In the data below, find every line with the string "Region" and pull it out.

==========

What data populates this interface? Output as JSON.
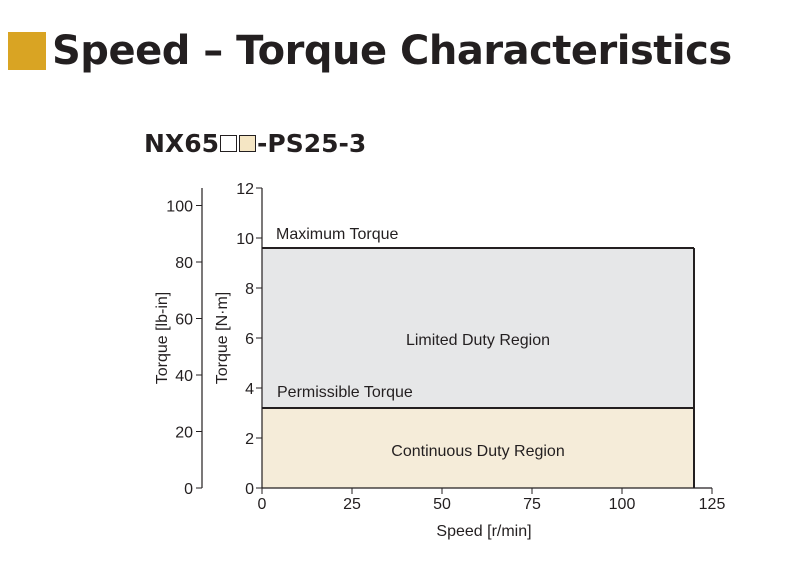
{
  "header": {
    "title": "Speed – Torque Characteristics",
    "accent_color": "#d9a423"
  },
  "model": {
    "prefix": "NX65",
    "suffix": "-PS25-3",
    "box_colors": [
      "#ffffff",
      "#f5e6c4"
    ]
  },
  "chart_data": {
    "type": "area",
    "xlabel": "Speed [r/min]",
    "ylabel": "Torque [N·m]",
    "ylabel_secondary": "Torque [lb-in]",
    "xlim": [
      0,
      125
    ],
    "ylim": [
      0,
      12
    ],
    "ylim_secondary": [
      0,
      106.2
    ],
    "x_ticks": [
      0,
      25,
      50,
      75,
      100,
      125
    ],
    "y_ticks": [
      0,
      2,
      4,
      6,
      8,
      10,
      12
    ],
    "y_ticks_secondary": [
      0,
      20,
      40,
      60,
      80,
      100
    ],
    "grid": false,
    "series": [
      {
        "name": "Maximum Torque",
        "x": [
          0,
          120
        ],
        "y": [
          9.6,
          9.6
        ],
        "fill": "#e6e7e8"
      },
      {
        "name": "Permissible Torque",
        "x": [
          0,
          120
        ],
        "y": [
          3.2,
          3.2
        ],
        "fill": "#f5ecd9"
      }
    ],
    "annotations": [
      "Limited Duty Region",
      "Continuous Duty Region"
    ]
  }
}
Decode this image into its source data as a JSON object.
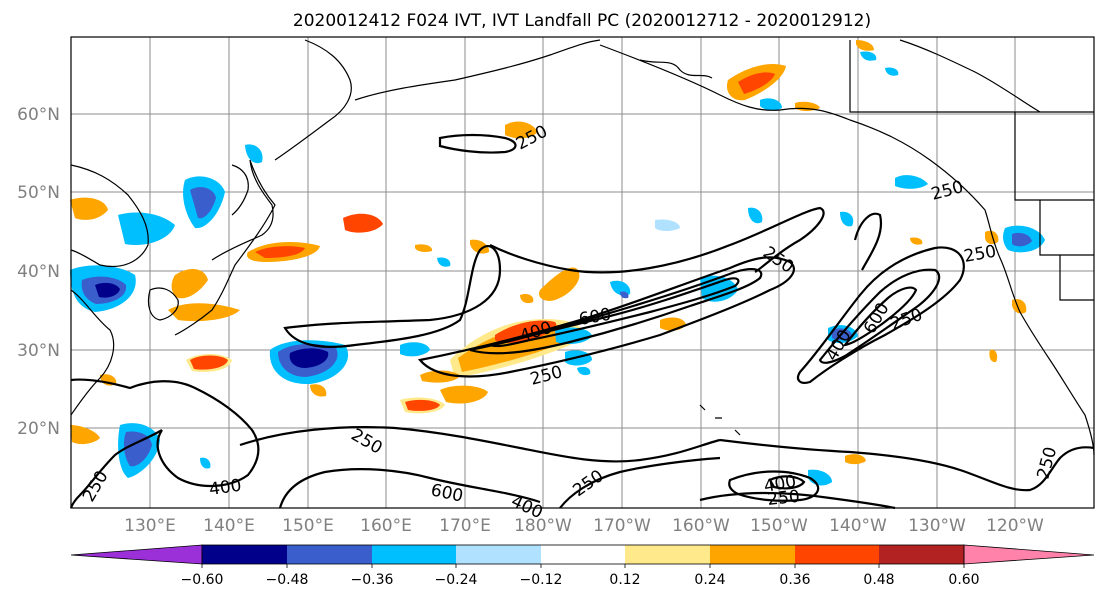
{
  "title": "2020012412 F024 IVT, IVT Landfall PC (2020012712 - 2020012912)",
  "map": {
    "lat_labels": [
      "60°N",
      "50°N",
      "40°N",
      "30°N",
      "20°N"
    ],
    "lon_labels": [
      "130°E",
      "140°E",
      "150°E",
      "160°E",
      "170°E",
      "180°W",
      "170°W",
      "160°W",
      "150°W",
      "140°W",
      "130°W",
      "120°W"
    ],
    "contour_labels": [
      "250",
      "250",
      "250",
      "250",
      "250",
      "600",
      "400",
      "250",
      "400",
      "600",
      "250",
      "250",
      "400",
      "600",
      "400",
      "250",
      "250",
      "400",
      "250"
    ],
    "contour_levels": [
      250,
      400,
      600
    ]
  },
  "colorbar": {
    "tick_labels": [
      "−0.60",
      "−0.48",
      "−0.36",
      "−0.24",
      "−0.12",
      "0.12",
      "0.24",
      "0.36",
      "0.48",
      "0.60"
    ],
    "colors": [
      "#9b30d9",
      "#00008b",
      "#3a5fcd",
      "#00bfff",
      "#b0e2ff",
      "#ffffff",
      "#ffe98a",
      "#ffa500",
      "#ff4500",
      "#b22222",
      "#ff82ab"
    ]
  }
}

==========

THE OUTPUT:
      "Limited Duty Region",
      "Continuous Duty Region"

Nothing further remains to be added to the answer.